[Collection entries]
* Begin *

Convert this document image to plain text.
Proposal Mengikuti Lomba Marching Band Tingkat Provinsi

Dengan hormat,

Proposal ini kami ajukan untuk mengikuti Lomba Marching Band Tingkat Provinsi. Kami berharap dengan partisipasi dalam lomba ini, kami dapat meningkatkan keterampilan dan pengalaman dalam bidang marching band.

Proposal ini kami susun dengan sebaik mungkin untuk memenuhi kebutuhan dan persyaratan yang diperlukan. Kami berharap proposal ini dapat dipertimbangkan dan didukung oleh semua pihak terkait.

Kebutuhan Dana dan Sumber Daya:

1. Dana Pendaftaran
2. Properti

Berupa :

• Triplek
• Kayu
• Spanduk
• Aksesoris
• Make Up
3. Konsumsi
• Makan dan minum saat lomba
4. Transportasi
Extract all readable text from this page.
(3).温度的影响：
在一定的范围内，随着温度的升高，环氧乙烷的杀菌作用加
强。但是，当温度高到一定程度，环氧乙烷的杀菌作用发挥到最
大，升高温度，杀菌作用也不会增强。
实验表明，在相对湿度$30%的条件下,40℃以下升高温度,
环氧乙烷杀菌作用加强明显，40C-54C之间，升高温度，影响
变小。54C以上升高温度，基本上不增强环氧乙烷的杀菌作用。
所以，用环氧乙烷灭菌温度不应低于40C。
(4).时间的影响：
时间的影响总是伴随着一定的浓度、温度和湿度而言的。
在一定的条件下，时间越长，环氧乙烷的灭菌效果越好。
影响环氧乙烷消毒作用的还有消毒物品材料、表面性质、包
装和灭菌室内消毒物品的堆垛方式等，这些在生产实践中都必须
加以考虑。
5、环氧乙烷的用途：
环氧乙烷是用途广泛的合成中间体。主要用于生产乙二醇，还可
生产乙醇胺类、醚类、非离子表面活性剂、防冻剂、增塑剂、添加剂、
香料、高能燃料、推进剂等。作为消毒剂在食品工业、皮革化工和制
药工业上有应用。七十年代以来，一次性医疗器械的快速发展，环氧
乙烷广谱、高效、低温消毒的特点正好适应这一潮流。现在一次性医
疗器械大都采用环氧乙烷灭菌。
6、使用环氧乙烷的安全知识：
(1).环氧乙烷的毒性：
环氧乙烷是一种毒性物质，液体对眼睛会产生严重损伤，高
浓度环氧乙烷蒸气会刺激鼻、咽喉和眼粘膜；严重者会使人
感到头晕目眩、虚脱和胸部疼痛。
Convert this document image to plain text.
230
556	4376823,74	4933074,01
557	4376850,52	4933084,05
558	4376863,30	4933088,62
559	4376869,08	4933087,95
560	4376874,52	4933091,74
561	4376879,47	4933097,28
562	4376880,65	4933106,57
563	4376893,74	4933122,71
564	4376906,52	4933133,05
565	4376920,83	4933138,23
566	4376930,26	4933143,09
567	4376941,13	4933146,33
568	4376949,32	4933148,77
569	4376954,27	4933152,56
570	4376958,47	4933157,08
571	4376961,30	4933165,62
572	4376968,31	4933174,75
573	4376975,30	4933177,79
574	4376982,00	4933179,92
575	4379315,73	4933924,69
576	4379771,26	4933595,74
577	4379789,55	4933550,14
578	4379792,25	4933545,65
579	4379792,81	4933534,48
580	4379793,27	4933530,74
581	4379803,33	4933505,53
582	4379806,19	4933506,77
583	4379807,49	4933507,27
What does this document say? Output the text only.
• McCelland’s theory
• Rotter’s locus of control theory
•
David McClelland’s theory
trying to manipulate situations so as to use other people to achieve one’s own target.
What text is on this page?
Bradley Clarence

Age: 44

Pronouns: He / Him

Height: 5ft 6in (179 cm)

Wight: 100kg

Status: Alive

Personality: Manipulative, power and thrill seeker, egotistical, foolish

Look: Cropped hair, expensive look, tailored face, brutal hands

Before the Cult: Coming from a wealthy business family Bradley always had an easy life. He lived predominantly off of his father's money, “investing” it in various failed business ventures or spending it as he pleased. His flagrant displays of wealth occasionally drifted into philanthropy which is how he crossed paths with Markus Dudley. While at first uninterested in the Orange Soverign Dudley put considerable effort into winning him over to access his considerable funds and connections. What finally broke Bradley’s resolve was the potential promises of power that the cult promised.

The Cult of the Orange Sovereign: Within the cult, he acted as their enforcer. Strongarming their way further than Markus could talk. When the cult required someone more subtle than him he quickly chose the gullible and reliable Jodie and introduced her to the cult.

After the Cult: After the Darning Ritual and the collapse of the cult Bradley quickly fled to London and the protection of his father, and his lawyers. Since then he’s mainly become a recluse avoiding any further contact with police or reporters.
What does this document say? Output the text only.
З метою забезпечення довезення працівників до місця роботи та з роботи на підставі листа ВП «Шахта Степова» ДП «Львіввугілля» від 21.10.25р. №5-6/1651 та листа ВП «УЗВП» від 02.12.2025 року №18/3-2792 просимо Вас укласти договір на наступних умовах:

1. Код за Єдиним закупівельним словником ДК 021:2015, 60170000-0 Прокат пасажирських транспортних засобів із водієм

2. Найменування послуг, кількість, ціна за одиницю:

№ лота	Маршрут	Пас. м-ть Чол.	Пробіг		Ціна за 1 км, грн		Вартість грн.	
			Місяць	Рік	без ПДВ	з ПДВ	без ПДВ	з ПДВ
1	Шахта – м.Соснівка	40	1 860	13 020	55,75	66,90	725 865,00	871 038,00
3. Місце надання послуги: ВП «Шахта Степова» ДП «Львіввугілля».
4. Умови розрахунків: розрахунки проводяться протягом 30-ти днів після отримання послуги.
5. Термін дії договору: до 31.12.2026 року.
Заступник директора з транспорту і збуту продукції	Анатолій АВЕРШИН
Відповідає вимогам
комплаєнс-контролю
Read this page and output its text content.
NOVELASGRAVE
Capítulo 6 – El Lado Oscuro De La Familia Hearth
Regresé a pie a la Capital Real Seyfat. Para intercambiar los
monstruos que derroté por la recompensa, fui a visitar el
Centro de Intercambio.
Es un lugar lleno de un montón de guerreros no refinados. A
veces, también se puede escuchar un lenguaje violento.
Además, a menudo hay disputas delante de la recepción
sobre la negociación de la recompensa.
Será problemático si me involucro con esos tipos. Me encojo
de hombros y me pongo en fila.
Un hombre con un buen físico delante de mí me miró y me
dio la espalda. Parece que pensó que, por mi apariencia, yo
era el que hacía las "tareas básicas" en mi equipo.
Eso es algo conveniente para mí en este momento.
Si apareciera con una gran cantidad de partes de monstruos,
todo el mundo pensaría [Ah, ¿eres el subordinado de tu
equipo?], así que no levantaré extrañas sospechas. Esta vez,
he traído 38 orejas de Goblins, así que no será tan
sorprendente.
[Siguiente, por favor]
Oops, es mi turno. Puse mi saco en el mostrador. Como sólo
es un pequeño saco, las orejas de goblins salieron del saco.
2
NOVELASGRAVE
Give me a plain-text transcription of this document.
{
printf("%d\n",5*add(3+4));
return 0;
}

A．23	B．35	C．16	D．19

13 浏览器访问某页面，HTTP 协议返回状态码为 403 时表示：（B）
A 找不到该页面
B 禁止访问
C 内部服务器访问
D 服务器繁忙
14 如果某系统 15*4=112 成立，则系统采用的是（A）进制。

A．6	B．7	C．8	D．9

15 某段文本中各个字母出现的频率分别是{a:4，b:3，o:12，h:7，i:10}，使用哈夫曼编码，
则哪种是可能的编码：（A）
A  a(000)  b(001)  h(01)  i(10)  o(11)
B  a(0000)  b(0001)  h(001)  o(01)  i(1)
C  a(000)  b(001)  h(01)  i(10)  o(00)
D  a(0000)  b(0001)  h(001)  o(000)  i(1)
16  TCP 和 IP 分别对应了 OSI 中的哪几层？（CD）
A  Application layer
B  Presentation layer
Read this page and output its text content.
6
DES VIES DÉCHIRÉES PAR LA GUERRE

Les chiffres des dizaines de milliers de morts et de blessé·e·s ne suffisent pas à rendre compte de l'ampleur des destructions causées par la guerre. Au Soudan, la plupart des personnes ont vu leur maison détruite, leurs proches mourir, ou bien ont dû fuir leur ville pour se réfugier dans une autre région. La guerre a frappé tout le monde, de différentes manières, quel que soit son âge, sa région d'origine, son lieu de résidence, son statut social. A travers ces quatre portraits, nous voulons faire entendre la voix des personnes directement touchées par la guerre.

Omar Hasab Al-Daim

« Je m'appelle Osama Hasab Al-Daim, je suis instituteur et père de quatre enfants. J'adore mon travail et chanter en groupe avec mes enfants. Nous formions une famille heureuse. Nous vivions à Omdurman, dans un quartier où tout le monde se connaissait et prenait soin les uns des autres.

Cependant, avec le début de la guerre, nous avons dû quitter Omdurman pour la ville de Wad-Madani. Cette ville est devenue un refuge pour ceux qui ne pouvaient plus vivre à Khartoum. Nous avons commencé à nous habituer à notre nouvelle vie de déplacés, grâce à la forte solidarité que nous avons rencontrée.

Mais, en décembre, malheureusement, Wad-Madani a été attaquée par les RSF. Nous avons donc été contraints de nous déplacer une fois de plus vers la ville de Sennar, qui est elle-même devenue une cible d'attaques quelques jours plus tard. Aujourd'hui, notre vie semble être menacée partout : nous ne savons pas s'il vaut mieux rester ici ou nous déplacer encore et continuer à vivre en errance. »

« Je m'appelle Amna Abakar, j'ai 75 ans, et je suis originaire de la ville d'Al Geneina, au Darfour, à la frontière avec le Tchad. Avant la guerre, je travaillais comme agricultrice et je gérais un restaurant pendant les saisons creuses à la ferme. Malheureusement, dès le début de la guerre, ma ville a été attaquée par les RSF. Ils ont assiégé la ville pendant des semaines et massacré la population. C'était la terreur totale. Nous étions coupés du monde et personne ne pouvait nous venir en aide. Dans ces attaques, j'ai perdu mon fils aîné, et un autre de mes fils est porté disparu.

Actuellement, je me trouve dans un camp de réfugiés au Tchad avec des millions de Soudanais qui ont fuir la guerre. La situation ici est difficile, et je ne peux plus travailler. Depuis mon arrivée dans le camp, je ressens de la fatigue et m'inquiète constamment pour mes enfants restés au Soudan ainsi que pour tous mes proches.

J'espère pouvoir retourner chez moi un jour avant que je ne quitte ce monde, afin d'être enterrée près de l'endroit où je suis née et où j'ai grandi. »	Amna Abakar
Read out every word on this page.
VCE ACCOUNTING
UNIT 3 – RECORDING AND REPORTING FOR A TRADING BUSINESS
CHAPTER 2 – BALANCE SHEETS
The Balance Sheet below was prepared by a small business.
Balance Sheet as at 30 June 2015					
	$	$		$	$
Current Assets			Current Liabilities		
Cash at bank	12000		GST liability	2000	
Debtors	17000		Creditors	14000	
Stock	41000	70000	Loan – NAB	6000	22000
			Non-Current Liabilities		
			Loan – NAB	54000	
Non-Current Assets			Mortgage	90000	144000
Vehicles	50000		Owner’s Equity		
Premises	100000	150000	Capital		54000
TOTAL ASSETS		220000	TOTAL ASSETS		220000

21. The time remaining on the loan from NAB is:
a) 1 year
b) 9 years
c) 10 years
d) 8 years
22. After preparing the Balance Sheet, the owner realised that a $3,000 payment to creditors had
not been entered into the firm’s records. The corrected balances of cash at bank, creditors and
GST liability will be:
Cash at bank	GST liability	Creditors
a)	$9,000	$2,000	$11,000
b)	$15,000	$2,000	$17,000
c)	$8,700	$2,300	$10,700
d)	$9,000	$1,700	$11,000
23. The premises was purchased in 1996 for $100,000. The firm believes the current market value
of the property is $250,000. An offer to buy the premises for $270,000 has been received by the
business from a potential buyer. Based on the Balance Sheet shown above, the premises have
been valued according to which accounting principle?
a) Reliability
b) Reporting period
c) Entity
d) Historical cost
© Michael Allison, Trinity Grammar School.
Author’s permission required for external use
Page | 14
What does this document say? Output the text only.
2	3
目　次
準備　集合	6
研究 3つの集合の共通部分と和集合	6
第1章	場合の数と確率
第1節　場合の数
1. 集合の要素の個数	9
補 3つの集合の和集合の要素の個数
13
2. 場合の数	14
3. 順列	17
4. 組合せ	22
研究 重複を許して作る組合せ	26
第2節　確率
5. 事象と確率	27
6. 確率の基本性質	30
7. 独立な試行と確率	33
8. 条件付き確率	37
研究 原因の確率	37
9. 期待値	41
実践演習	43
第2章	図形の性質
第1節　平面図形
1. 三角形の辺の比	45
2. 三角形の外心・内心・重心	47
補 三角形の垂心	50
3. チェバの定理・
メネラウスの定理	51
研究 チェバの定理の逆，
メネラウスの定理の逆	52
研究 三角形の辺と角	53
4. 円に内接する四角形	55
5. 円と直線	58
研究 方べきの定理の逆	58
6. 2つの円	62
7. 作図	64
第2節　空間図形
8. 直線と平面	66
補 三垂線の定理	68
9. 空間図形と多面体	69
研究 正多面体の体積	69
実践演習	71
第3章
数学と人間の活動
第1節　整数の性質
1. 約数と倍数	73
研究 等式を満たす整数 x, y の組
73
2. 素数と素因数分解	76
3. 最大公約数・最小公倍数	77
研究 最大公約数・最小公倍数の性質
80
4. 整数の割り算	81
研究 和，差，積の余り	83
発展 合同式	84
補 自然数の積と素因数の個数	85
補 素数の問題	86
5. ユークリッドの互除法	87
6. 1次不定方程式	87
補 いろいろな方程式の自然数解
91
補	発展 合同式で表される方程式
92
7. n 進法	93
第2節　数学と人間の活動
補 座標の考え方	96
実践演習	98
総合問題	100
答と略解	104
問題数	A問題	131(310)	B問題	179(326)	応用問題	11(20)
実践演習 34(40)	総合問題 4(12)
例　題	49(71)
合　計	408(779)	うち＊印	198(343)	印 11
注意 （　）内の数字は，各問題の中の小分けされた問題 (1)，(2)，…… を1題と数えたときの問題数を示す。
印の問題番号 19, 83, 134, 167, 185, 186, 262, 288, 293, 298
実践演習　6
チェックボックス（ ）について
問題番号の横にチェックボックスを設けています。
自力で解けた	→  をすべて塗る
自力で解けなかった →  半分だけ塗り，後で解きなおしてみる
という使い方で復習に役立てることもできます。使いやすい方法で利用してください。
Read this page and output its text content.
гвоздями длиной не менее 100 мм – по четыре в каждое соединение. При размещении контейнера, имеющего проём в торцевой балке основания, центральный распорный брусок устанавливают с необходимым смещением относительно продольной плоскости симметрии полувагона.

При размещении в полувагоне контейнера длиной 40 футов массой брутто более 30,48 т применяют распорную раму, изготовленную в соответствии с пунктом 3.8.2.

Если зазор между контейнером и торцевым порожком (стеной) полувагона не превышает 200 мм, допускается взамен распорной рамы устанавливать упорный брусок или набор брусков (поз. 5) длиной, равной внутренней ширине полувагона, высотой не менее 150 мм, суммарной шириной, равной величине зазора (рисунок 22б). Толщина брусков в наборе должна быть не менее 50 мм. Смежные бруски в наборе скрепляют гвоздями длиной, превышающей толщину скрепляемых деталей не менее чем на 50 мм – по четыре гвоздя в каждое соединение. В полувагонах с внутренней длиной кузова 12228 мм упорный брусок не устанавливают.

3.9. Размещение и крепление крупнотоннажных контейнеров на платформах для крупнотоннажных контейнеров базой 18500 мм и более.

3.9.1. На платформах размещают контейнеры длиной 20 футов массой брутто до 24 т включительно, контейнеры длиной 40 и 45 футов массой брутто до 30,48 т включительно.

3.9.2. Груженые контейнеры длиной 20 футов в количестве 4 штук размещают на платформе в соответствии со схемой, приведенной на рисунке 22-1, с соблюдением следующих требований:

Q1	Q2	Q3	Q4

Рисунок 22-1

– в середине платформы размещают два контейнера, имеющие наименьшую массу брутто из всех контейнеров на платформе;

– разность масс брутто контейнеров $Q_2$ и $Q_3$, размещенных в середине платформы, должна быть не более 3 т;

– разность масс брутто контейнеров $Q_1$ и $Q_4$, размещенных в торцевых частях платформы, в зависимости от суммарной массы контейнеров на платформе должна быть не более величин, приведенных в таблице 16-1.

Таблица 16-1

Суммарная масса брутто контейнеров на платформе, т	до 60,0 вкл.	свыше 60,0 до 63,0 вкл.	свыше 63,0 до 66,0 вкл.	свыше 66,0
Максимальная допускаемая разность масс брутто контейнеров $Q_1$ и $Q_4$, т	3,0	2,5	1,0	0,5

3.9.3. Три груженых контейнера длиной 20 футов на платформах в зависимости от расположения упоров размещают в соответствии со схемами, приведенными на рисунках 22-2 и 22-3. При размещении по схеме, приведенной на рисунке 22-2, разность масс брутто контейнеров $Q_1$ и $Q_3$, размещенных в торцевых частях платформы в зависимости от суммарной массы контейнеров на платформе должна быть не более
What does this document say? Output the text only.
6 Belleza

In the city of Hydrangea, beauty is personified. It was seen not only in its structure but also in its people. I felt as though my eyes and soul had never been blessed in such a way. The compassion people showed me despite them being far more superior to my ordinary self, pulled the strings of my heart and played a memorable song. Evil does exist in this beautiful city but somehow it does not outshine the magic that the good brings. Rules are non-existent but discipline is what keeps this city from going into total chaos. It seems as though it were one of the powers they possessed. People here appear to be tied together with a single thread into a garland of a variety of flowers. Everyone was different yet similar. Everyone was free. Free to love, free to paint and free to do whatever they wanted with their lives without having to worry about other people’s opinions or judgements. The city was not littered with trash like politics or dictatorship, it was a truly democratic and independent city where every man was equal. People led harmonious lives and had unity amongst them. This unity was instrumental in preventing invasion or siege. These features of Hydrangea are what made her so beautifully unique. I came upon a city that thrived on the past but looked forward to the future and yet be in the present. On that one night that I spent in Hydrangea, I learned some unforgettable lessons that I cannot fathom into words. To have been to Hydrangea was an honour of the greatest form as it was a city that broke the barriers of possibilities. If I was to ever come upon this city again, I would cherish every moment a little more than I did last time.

* End *

Written instruction. Pick out each line that holds the string "Provinsi".

The response.
Proposal Mengikuti Lomba Marching Band Tingkat Provinsi
Proposal ini kami ajukan untuk mengikuti Lomba Marching Band Tingkat Provinsi. Kami berharap dengan partisipasi dalam lomba ini, kami dapat meningkatkan keterampilan dan pengalaman dalam bidang marching band.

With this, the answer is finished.